Prompt: Pull every line holding the string "text" from the records below.

Dataset listings of figures:
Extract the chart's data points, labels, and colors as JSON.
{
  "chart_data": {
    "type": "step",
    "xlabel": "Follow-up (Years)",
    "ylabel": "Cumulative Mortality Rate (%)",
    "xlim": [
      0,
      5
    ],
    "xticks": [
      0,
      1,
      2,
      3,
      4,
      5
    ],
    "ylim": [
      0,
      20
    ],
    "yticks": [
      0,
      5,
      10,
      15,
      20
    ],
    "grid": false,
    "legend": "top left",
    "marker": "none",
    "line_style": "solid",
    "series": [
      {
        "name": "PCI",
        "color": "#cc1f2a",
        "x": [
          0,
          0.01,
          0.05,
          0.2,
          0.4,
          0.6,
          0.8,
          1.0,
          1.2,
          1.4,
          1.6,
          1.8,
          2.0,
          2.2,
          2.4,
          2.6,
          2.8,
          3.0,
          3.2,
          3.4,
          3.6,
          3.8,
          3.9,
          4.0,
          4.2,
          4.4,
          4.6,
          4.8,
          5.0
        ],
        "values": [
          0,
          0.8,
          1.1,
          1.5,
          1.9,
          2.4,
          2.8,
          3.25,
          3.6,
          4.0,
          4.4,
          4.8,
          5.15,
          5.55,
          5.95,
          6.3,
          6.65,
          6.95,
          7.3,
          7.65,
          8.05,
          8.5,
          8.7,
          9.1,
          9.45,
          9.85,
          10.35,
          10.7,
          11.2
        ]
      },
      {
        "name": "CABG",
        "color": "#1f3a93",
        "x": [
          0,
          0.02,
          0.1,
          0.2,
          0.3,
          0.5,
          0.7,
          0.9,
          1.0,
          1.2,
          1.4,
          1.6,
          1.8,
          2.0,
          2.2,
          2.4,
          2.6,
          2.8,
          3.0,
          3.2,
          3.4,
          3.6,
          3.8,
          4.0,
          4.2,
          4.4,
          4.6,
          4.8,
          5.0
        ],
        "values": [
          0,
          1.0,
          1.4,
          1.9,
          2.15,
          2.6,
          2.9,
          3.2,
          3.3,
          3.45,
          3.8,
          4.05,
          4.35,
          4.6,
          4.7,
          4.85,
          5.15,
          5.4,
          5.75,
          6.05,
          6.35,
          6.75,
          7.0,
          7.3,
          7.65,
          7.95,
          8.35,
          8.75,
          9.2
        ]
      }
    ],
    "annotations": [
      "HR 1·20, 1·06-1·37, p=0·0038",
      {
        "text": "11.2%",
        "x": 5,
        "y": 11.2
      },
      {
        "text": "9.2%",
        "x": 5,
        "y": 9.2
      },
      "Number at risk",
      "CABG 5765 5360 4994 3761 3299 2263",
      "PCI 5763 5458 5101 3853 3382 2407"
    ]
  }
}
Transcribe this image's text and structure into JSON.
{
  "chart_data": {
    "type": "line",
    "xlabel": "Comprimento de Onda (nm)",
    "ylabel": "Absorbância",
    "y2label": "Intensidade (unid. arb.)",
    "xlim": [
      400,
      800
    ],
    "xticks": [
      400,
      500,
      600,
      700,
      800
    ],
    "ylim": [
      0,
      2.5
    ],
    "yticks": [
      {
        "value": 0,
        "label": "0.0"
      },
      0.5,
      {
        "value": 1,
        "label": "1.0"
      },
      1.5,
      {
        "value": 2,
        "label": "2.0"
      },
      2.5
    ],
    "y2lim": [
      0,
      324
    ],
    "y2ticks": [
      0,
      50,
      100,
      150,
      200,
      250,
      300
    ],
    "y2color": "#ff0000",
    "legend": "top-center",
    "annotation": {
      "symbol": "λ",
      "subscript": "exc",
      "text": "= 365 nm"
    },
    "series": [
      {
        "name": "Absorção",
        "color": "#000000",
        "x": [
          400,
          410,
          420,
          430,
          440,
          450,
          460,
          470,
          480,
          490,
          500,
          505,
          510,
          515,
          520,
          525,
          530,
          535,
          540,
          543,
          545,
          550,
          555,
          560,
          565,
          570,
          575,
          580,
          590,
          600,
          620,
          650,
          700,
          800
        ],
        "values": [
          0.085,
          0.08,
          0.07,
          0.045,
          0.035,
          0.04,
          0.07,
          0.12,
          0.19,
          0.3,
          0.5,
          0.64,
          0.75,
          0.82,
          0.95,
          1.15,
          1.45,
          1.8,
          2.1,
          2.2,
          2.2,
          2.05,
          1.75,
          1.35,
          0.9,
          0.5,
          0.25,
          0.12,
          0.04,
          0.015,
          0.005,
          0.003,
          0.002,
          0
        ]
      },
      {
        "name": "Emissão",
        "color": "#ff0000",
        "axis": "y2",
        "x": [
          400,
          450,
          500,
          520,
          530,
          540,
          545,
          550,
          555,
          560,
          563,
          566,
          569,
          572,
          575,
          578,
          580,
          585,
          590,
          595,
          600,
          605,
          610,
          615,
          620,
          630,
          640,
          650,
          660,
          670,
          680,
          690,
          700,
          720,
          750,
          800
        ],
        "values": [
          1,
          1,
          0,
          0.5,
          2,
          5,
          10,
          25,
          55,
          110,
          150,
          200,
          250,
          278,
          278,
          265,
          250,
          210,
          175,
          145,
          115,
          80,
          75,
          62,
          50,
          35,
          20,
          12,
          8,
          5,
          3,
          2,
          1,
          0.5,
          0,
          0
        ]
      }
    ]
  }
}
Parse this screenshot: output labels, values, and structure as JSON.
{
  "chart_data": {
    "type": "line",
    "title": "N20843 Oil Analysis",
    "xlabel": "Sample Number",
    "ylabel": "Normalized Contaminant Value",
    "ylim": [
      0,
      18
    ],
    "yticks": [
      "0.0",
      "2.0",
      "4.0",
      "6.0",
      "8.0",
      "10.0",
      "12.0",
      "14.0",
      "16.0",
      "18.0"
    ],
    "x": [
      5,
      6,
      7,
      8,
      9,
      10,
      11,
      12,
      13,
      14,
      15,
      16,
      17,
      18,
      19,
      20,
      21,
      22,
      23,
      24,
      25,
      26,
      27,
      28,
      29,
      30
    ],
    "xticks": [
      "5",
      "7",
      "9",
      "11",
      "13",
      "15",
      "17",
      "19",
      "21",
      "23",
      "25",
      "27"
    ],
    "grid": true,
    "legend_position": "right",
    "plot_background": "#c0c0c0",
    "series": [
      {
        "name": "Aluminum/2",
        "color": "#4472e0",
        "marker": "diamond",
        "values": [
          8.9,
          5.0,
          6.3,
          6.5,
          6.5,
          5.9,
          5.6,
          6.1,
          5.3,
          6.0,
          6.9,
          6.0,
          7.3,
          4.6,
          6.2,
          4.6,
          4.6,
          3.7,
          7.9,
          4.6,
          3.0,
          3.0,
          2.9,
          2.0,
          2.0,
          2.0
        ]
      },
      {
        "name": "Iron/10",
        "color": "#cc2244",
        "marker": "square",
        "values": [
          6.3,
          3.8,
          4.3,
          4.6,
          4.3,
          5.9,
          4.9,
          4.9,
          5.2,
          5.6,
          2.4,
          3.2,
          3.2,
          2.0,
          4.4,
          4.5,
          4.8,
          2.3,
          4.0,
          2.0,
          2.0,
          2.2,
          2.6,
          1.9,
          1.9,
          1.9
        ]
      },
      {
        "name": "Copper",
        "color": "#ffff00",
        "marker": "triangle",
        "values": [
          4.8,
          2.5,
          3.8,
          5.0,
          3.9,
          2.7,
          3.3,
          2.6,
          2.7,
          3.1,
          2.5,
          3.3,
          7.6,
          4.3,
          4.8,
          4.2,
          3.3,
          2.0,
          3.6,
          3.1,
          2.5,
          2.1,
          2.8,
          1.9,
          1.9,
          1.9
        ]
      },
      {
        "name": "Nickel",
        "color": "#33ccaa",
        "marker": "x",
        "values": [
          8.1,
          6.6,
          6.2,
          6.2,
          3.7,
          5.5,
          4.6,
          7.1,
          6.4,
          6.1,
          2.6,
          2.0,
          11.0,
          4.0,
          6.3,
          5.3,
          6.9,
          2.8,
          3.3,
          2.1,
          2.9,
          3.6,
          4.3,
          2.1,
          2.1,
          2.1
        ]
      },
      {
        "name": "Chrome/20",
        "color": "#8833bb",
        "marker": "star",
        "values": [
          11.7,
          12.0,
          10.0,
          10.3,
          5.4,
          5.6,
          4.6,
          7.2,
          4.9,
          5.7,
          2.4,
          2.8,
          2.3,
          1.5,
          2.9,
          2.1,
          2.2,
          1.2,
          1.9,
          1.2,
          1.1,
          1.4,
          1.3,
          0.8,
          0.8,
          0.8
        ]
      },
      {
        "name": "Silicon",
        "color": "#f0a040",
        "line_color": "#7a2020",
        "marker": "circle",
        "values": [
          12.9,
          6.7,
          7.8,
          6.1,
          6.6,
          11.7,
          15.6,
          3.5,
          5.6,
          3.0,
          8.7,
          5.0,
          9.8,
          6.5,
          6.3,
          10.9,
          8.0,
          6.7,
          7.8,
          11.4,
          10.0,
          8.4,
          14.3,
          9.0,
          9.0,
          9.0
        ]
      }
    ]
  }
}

Task result:
        "text": "11.2%",
        "text": "9.2%",
Transcribe this image's text and structure into JSON.
      "text": "= 365 nm"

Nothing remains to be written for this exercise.